» **AIM OF THE TASK**
All lines holding the word "zonder" in the listing below need to be copied.

______________________________

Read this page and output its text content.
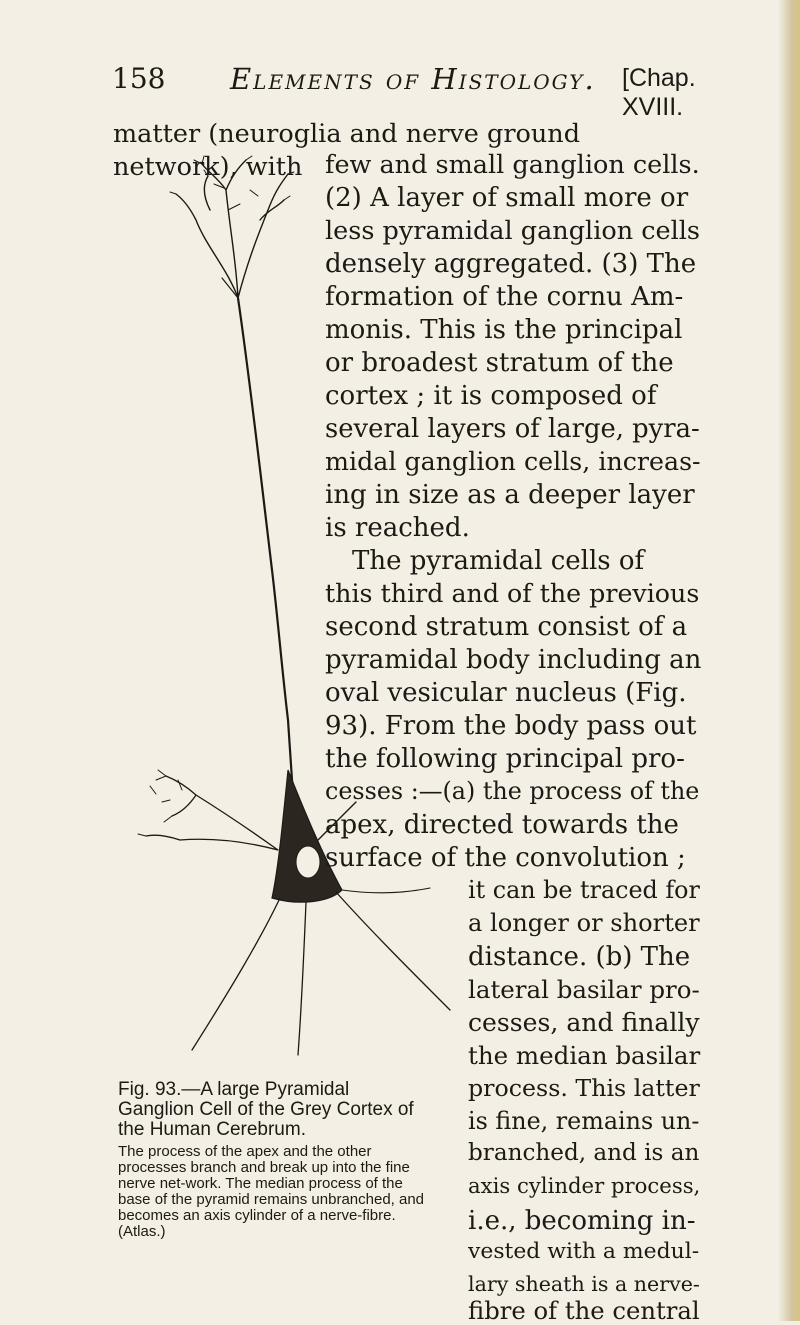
158 Elements of Histology. [Chap. XVIII.
matter (neuroglia and nerve ground network), with
Fig. 93.—A large Pyramidal Ganglion Cell of the Grey Cortex of the Human Cerebrum.
The process of the apex and the other processes branch and break up into the fine nerve net-work. The median process of the base of the pyramid remains unbranched, and becomes an axis cylinder of a nerve-fibre. (Atlas.)
few and small ganglion cells.
(2) A layer of small more or
less pyramidal ganglion cells
densely aggregated. (3) The
formation of the cornu Am-
monis. This is the principal
or broadest stratum of the
cortex ; it is composed of
several layers of large, pyra-
midal ganglion cells, increas-
ing in size as a deeper layer
is reached.
The pyramidal cells of
this third and of the previous
second stratum consist of a
pyramidal body including an
oval vesicular nucleus (Fig.
93). From the body pass out
the following principal pro-
cesses :—(a) the process of the
apex, directed towards the
surface of the convolution ;
it can be traced for
a longer or shorter
distance. (b) The
lateral basilar pro-
cesses, and finally
the median basilar
process. This latter
is fine, remains un-
branched, and is an
axis cylinder process,
i.e., becoming in-
vested with a medul-
lary sheath is a nerve-
fibre of the central
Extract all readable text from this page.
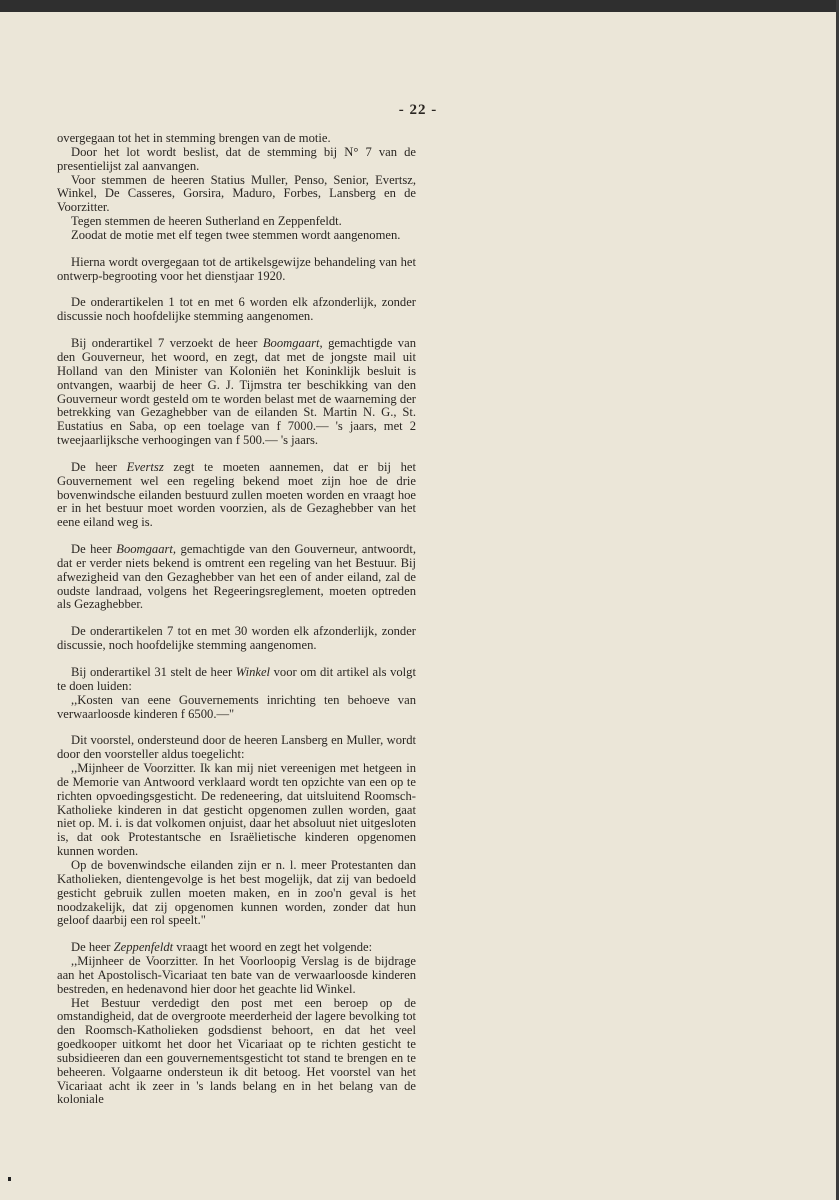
- 22 -

overgegaan tot het in stemming brengen van de motie.

Door het lot wordt beslist, dat de stemming bij N° 7 van de presentielijst zal aanvangen.

Voor stemmen de heeren Statius Muller, Penso, Senior, Evertsz, Winkel, De Casseres, Gorsira, Maduro, Forbes, Lansberg en de Voorzitter.

Tegen stemmen de heeren Sutherland en Zeppenfeldt.

Zoodat de motie met elf tegen twee stemmen wordt aangenomen.

Hierna wordt overgegaan tot de artikelsgewijze behandeling van het ontwerp-begrooting voor het dienstjaar 1920.

De onderartikelen 1 tot en met 6 worden elk afzonderlijk, zonder discussie noch hoofdelijke stemming aangenomen.

Bij onderartikel 7 verzoekt de heer Boomgaart, gemachtigde van den Gouverneur, het woord, en zegt, dat met de jongste mail uit Holland van den Minister van Koloniën het Koninklijk besluit is ontvangen, waarbij de heer G. J. Tijmstra ter beschikking van den Gouverneur wordt gesteld om te worden belast met de waarneming der betrekking van Gezaghebber van de eilanden St. Martin N. G., St. Eustatius en Saba, op een toelage van f 7000.— 's jaars, met 2 tweejaarlijksche verhoogingen van f 500.— 's jaars.

De heer Evertsz zegt te moeten aannemen, dat er bij het Gouvernement wel een regeling bekend moet zijn hoe de drie bovenwindsche eilanden bestuurd zullen moeten worden en vraagt hoe er in het bestuur moet worden voorzien, als de Gezaghebber van het eene eiland weg is.

De heer Boomgaart, gemachtigde van den Gouverneur, antwoordt, dat er verder niets bekend is omtrent een regeling van het Bestuur. Bij afwezigheid van den Gezaghebber van het een of ander eiland, zal de oudste landraad, volgens het Regeeringsreglement, moeten optreden als Gezaghebber.

De onderartikelen 7 tot en met 30 worden elk afzonderlijk, zonder discussie, noch hoofdelijke stemming aangenomen.

Bij onderartikel 31 stelt de heer Winkel voor om dit artikel als volgt te doen luiden:

,,Kosten van eene Gouvernements inrichting ten behoeve van verwaarloosde kinderen f 6500.—"

Dit voorstel, ondersteund door de heeren Lansberg en Muller, wordt door den voorsteller aldus toegelicht:

,,Mijnheer de Voorzitter. Ik kan mij niet vereenigen met hetgeen in de Memorie van Antwoord verklaard wordt ten opzichte van een op te richten opvoedingsgesticht. De redeneering, dat uitsluitend Roomsch-Katholieke kinderen in dat gesticht opgenomen zullen worden, gaat niet op. M. i. is dat volkomen onjuist, daar het absoluut niet uitgesloten is, dat ook Protestantsche en Israëlietische kinderen opgenomen kunnen worden.

Op de bovenwindsche eilanden zijn er n. l. meer Protestanten dan Katholieken, dientengevolge is het best mogelijk, dat zij van bedoeld gesticht gebruik zullen moeten maken, en in zoo'n geval is het noodzakelijk, dat zij opgenomen kunnen worden, zonder dat hun geloof daarbij een rol speelt."

De heer Zeppenfeldt vraagt het woord en zegt het volgende:

,,Mijnheer de Voorzitter. In het Voorloopig Verslag is de bijdrage aan het Apostolisch-Vicariaat ten bate van de verwaarloosde kinderen bestreden, en hedenavond hier door het geachte lid Winkel.

Het Bestuur verdedigt den post met een beroep op de omstandigheid, dat de overgroote meerderheid der lagere bevolking tot den Roomsch-Katholieken godsdienst behoort, en dat het veel goedkooper uitkomt het door het Vicariaat op te richten gesticht te subsidieeren dan een gouvernementsgesticht tot stand te brengen en te beheeren. Volgaarne ondersteun ik dit betoog. Het voorstel van het Vicariaat acht ik zeer in 's lands belang en in het belang van de koloniale
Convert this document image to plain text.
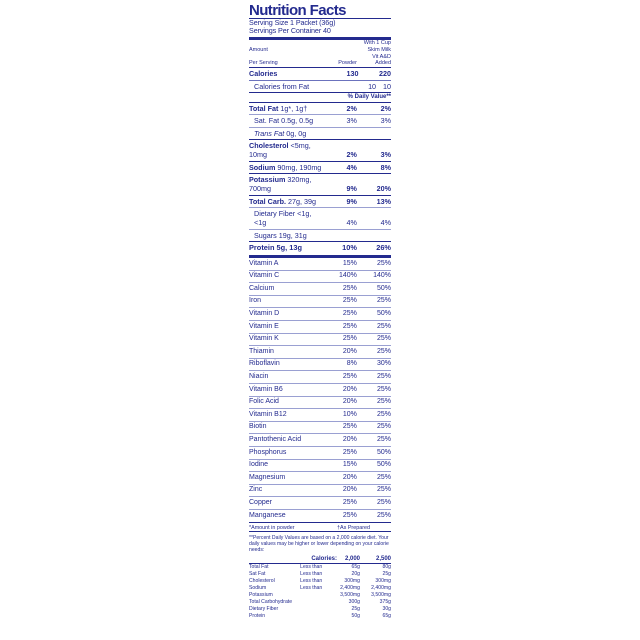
Nutrition Facts
Serving Size 1 Packet (36g)
Servings Per Container 40
		With 1 Cup
Amount		Skim Milk
Per Serving	Powder	Vit A&D Added
Calories	130	220
Calories from Fat	10	10
% Daily Value**
Total Fat 1g*, 1g†	2%	2%

Sat. Fat 0.5g, 0.5g	3%	3%

Trans Fat 0g, 0g		

Cholesterol <5mg, 10mg	2%	3%

Sodium 90mg, 190mg	4%	8%

Potassium 320mg, 700mg	9%	20%

Total Carb. 27g, 39g	9%	13%

Dietary Fiber <1g, <1g	4%	4%

Sugars 19g, 31g		

Protein 5g, 13g	10%	26%
Vitamin A	15%	25%
Vitamin C	140%	140%
Calcium	25%	50%
Iron	25%	25%
Vitamin D	25%	50%
Vitamin E	25%	25%
Vitamin K	25%	25%
Thiamin	20%	25%
Riboflavin	8%	30%
Niacin	25%	25%
Vitamin B6	20%	25%
Folic Acid	20%	25%
Vitamin B12	10%	25%
Biotin	25%	25%
Pantothenic Acid	20%	25%
Phosphorus	25%	50%
Iodine	15%	50%
Magnesium	20%	25%
Zinc	20%	25%
Copper	25%	25%
Manganese	25%	25%
*Amount in powder	†As Prepared
**Percent Daily Values are based on a 2,000 calorie diet. Your daily values may be higher or lower depending on your calorie needs:
	Calories:	2,000	2,500

Total Fat	Less than	65g	80g
Sat Fat	Less than	20g	25g
Cholesterol	Less than	300mg	300mg
Sodium	Less than	2,400mg	2,400mg
Potassium		3,500mg	3,500mg
Total Carbohydrate		300g	375g
Dietary Fiber		25g	30g
Protein		50g	65g
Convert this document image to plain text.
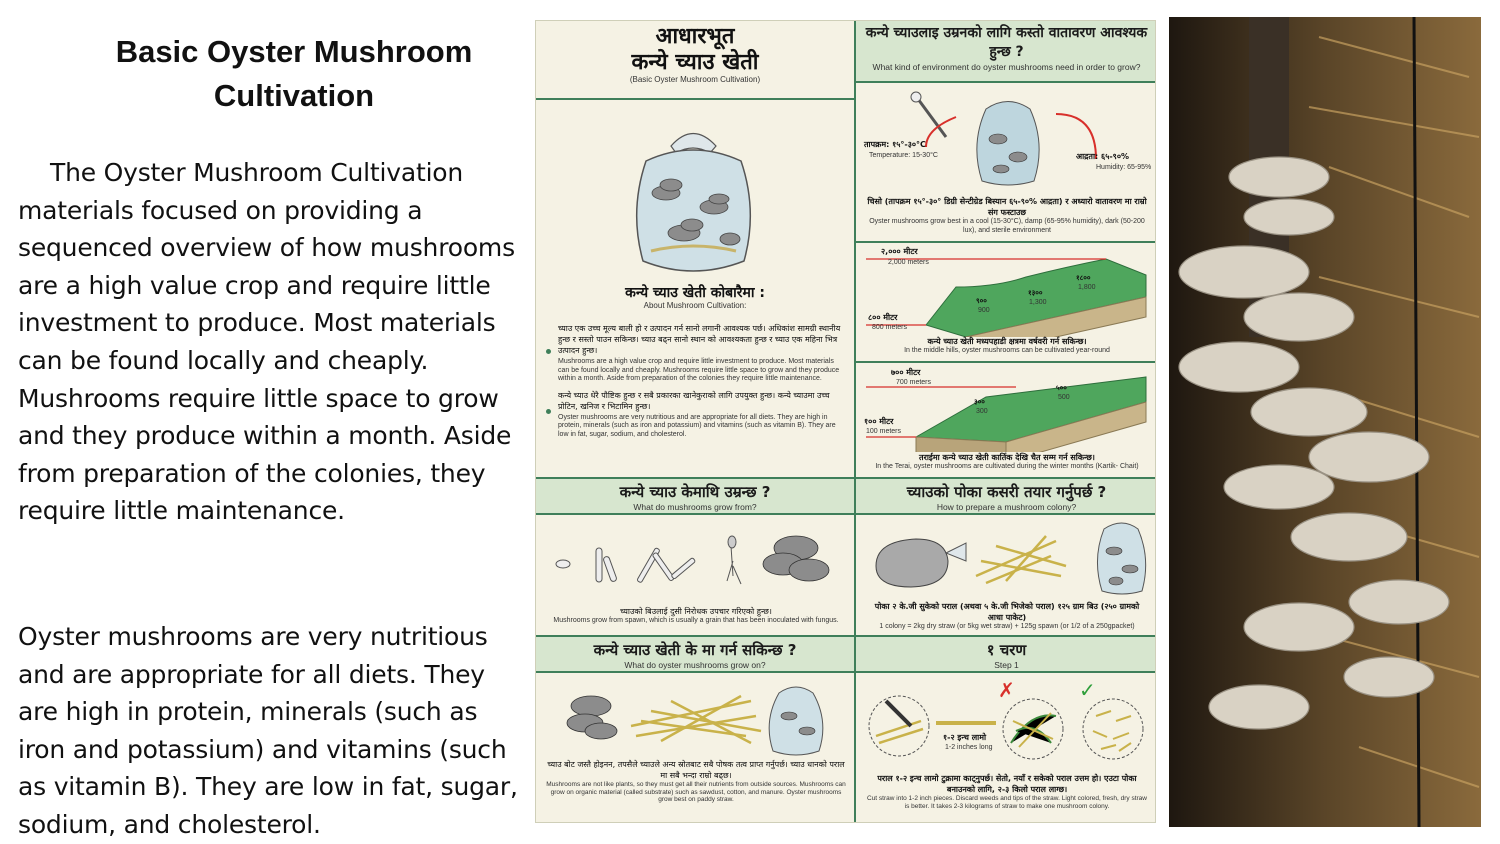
Basic Oyster Mushroom Cultivation
The Oyster Mushroom Cultivation materials focused on providing a sequenced overview of how mushrooms are a high value crop and require little investment to produce. Most materials can be found locally and cheaply. Mushrooms require little space to grow and they produce within a month. Aside from preparation of the colonies, they require little maintenance.
Oyster mushrooms are very nutritious and are appropriate for all diets. They are high in protein, minerals (such as iron and potassium) and vitamins (such as vitamin B). They are low in fat, sugar, sodium, and cholesterol.
आधारभूत
कन्ये च्याउ खेती
(Basic Oyster Mushroom Cultivation)
कन्ये च्याउ खेती कोबारैमा :
About Mushroom Cultivation:
च्याउ एक उच्च मूल्य बाली हो र उत्पादन गर्न सानो लगानी आवश्यक पर्छ। अधिकांश सामग्री स्थानीय हुन्छ र सस्तो पाउन सकिन्छ। च्याउ बढ्न सानो स्थान को आवश्यकता हुन्छ र च्याउ एक महिना भित्र उत्पादन हुन्छ।
Mushrooms are a high value crop and require little investment to produce. Most materials can be found locally and cheaply. Mushrooms require little space to grow and they produce within a month. Aside from preparation of the colonies they require little maintenance.
कन्ये च्याउ धेरै पौष्टिक हुन्छ र सबै प्रकारका खानेकुराको लागि उपयुक्त हुन्छ। कन्ये च्याउमा उच्च प्रोटिन, खनिज र भिटामिन हुन्छ।
Oyster mushrooms are very nutritious and are appropriate for all diets. They are high in protein, minerals (such as iron and potassium) and vitamins (such as vitamin B). They are low in fat, sugar, sodium, and cholesterol.
कन्ये च्याउ केमाथि उम्रन्छ ?
What do mushrooms grow from?
च्याउको बिउलाई दुसी निरोधक उपचार गरिएको हुन्छ।
Mushrooms grow from spawn, which is usually a grain that has been inoculated with fungus.
कन्ये च्याउ खेती के मा गर्न सकिन्छ ?
What do oyster mushrooms grow on?
च्याउ बोट जस्तै होइनन, तपसैले च्याउले अन्य स्रोतबाट सबै पोषक तत्व प्राप्त गर्नुपर्छ। च्याउ धानको पराल मा सबै भन्दा राम्रो बढ्छ।
Mushrooms are not like plants, so they must get all their nutrients from outside sources. Mushrooms can grow on organic material (called substrate) such as sawdust, cotton, and manure. Oyster mushrooms grow best on paddy straw.
कन्ये च्याउलाइ उम्रनको लागि कस्तो वातावरण आवश्यक हुन्छ ?
What kind of environment do oyster mushrooms need in order to grow?
तापक्रम: १५°-३०°C
Temperature: 15-30°C	आद्रता: ६५-९०%
Humidity: 65-95%
चिसो (तापक्रम १५°-३०° डिग्री सेन्टीग्रेड बिस्यान ६५-९०% आद्रता) र अध्यारो वातावरण मा राम्रो संग फस्टाउछ
Oyster mushrooms grow best in a cool (15-30°C), damp (65-95% humidity), dark (50-200 lux), and sterile environment
२,००० मीटर
2,000 meters
८०० मीटर
800 meters
१८००
1,800
१३००
1,300
९००
900
कन्ये च्याउ खेती मध्यपहाडी क्षत्रमा वर्षवरी गर्न सकिन्छ।
In the middle hills, oyster mushrooms can be cultivated year-round
७०० मीटर
700 meters
१०० मीटर
100 meters
५००
500
३००
300
तराईमा कन्ये च्याउ खेती कार्तिक देखि चैत सम्म गर्न सकिन्छ।
In the Terai, oyster mushrooms are cultivated during the winter months (Kartik- Chait)
च्याउको पोका कसरी तयार गर्नुपर्छ ?
How to prepare a mushroom colony?
पोका २ के.जी सुकेको पराल (अथवा ५ के.जी भिजेको पराल) १२५ ग्राम बिउ (२५० ग्रामको आधा पाकेट)
1 colony = 2kg dry straw (or 5kg wet straw) + 125g spawn (or 1/2 of a 250gpacket)
१ चरण
Step 1
✗	✓
१-२ इन्च लामो
1-2 inches long
पराल १-२ इन्च लामो टुक्रामा काट्नुपर्छ। सेतो, नयाँ र सकेको पराल उत्तम हो। एउटा पोका बनाउनको लागि, २-३ किलो पराल लाग्छ।
Cut straw into 1-2 inch pieces. Discard weeds and tips of the straw. Light colored, fresh, dry straw is better. It takes 2-3 kilograms of straw to make one mushroom colony.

______________________________

» **ANSWER SPACE**
De onderartikelen 1 tot en met 6 worden elk afzonderlijk, zonder discussie noch hoofdelijke stemming aangenomen.
De onderartikelen 7 tot en met 30 worden elk afzonderlijk, zonder discussie, noch hoofdelijke stemming aangenomen.
Op de bovenwindsche eilanden zijn er n. l. meer Protestanten dan Katholieken, dientengevolge is het best mogelijk, dat zij van bedoeld gesticht gebruik zullen moeten maken, en in zoo'n geval is het noodzakelijk, dat zij opgenomen kunnen worden, zonder dat hun geloof daarbij een rol speelt."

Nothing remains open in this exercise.